DATA PROVIDED ->
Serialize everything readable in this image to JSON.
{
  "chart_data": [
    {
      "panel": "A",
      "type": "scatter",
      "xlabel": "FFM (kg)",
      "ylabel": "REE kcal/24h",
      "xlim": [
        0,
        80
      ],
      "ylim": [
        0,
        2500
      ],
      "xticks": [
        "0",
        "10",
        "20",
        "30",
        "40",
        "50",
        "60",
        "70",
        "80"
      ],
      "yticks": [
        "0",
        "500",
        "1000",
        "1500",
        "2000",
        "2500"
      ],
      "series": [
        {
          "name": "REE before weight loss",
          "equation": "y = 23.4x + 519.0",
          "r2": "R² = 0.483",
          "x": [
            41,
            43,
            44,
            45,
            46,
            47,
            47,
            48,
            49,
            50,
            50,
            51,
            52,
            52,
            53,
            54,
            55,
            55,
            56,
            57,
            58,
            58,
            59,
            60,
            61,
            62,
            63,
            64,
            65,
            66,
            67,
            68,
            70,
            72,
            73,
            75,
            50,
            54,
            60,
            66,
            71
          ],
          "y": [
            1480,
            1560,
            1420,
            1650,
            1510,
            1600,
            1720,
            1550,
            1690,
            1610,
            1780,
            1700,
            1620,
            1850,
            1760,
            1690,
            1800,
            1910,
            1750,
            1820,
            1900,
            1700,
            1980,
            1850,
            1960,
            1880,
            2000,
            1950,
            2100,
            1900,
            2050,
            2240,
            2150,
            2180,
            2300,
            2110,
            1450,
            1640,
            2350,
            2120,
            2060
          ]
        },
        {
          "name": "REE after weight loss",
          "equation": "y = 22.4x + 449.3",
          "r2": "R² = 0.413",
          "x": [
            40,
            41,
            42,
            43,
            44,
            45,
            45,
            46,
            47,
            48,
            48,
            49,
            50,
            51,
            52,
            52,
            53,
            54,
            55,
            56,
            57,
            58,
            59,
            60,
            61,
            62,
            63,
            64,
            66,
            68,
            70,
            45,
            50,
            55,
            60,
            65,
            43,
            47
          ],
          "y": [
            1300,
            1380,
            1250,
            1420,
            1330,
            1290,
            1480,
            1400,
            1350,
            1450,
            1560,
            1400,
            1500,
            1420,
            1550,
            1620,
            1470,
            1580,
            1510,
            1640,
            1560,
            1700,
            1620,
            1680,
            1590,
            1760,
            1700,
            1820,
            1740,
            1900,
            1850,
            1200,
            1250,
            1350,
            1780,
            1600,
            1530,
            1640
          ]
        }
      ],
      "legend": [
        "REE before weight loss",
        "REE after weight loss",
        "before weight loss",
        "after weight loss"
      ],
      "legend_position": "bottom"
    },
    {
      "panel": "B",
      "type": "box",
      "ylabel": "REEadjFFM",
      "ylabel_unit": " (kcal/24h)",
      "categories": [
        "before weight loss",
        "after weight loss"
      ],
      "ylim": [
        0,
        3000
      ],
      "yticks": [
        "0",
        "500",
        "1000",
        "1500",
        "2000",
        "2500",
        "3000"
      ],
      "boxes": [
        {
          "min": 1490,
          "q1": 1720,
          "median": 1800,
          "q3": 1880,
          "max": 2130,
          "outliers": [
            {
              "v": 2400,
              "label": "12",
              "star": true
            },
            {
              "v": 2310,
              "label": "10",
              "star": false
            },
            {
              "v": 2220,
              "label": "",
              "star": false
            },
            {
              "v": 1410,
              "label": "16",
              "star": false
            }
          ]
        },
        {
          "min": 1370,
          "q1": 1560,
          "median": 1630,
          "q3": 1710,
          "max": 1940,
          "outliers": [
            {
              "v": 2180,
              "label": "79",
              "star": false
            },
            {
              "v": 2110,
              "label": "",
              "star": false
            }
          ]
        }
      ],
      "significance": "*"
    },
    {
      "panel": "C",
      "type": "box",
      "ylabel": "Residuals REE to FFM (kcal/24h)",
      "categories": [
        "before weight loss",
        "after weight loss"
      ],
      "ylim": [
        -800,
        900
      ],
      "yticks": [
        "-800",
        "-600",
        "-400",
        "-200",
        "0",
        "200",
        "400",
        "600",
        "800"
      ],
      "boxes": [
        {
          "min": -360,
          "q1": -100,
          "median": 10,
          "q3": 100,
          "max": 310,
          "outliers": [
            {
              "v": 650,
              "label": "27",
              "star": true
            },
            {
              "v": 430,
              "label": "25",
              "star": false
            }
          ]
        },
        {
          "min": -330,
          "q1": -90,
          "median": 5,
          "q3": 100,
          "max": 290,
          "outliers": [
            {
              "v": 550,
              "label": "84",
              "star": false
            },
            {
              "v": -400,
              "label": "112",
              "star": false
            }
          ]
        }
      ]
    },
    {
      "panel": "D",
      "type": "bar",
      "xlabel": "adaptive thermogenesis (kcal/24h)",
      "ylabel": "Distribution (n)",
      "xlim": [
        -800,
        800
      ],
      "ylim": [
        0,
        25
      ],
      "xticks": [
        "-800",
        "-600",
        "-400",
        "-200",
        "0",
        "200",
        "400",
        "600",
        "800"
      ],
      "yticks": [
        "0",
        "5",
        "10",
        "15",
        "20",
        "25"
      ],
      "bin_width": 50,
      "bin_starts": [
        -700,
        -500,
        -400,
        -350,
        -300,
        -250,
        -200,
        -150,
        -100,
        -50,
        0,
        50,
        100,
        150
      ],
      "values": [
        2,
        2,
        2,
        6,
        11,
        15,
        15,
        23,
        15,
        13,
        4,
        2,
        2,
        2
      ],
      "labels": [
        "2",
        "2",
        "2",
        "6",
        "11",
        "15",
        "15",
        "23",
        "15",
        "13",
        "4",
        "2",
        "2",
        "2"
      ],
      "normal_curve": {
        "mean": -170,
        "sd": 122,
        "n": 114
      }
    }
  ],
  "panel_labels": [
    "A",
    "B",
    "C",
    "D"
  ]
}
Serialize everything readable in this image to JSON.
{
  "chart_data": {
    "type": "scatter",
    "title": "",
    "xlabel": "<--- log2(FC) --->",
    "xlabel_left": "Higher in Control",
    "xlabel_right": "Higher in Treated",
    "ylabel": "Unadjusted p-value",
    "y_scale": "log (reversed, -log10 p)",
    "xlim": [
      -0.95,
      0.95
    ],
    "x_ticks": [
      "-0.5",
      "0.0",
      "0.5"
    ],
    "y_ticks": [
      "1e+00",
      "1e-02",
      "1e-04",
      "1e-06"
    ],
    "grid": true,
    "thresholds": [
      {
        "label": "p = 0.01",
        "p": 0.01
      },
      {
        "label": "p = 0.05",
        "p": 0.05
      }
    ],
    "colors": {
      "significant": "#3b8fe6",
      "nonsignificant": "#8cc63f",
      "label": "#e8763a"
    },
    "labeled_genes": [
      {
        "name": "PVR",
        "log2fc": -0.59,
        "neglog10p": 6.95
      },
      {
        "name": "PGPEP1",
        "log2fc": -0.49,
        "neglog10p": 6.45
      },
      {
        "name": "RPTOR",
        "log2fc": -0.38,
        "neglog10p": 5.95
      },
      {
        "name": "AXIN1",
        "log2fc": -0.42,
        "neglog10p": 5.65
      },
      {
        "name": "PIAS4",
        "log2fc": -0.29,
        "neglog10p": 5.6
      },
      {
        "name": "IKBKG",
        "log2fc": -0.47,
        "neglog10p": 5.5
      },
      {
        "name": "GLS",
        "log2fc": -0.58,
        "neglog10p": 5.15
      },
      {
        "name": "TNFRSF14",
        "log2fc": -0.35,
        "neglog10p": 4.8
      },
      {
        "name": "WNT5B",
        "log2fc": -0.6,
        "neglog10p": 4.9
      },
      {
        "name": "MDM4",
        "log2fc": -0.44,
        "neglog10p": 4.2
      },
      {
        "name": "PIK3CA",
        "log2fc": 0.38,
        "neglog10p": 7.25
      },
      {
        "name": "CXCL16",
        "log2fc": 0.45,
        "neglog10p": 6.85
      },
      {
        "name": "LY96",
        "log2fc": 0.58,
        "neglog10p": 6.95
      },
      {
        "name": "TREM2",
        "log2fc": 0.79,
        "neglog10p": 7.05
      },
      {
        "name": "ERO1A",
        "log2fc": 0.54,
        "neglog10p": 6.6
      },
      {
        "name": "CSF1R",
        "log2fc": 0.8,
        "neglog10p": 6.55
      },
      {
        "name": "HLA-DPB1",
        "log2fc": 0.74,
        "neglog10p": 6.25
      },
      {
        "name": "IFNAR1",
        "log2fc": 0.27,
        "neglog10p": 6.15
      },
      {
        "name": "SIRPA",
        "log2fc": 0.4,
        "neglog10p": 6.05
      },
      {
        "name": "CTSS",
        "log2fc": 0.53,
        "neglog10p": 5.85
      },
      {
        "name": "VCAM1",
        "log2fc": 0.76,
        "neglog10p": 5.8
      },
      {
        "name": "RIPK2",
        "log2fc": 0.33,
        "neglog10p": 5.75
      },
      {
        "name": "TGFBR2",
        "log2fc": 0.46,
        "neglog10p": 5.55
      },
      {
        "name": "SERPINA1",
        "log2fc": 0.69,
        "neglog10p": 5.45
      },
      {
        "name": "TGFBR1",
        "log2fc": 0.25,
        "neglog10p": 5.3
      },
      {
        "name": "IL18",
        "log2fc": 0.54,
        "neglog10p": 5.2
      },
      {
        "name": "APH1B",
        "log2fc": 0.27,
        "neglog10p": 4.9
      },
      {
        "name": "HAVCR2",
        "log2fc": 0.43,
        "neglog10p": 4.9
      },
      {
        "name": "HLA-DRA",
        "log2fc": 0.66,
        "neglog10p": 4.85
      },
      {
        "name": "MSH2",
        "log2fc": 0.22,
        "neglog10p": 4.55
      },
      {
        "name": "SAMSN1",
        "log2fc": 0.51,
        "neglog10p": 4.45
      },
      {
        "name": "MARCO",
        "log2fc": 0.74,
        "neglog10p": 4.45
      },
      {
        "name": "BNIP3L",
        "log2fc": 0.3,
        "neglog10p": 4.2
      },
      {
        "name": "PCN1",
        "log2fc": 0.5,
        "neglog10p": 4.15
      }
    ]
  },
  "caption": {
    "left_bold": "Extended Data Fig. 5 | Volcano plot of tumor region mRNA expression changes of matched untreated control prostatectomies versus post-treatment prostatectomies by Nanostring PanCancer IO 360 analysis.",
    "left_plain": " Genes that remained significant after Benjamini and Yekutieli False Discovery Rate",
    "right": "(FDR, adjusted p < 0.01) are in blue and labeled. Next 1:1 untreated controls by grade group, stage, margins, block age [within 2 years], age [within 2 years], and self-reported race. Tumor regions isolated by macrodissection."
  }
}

INSTRUCTIONS FOR THE TASK -> Every line with the word "median" in it should be copied from the listing above.

RESPONSE BOX ->
          "median": 1800,
          "median": 1630,
          "median": 10,
          "median": 5,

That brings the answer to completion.